== Request ==
Gather every line of the records below that contains the string "chart". Case counts.
══ Given entries ══
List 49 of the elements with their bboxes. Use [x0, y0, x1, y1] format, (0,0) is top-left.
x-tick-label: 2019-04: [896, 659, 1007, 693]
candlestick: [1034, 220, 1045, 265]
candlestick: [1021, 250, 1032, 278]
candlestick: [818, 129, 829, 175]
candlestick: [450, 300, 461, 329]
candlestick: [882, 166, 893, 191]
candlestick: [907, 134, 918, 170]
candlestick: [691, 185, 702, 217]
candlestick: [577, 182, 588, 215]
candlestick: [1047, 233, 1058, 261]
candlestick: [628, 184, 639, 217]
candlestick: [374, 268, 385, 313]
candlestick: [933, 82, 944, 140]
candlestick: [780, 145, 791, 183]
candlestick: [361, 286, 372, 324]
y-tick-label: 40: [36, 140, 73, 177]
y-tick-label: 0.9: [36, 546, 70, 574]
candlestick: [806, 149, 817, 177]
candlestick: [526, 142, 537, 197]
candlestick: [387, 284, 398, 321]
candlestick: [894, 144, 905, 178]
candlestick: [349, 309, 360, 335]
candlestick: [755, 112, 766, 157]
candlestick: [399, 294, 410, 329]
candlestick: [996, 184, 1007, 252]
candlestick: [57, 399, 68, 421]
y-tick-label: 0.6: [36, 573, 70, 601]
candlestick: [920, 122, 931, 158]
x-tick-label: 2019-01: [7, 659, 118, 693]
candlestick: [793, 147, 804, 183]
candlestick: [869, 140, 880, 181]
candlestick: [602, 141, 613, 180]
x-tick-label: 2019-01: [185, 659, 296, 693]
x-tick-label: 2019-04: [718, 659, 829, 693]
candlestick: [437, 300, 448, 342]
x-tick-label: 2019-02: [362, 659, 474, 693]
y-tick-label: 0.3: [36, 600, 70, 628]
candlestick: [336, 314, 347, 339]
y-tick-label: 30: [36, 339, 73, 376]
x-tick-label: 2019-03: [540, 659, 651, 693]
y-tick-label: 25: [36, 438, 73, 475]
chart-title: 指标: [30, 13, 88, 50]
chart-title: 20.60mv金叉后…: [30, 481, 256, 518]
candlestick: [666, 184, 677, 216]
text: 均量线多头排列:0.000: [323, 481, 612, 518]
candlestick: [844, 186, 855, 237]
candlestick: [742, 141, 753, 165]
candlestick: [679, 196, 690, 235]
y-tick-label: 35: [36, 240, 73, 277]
═══
== Task output ==
chart-title: 指标: [30, 13, 88, 50]
chart-title: 20.60mv金叉后…: [30, 481, 256, 518]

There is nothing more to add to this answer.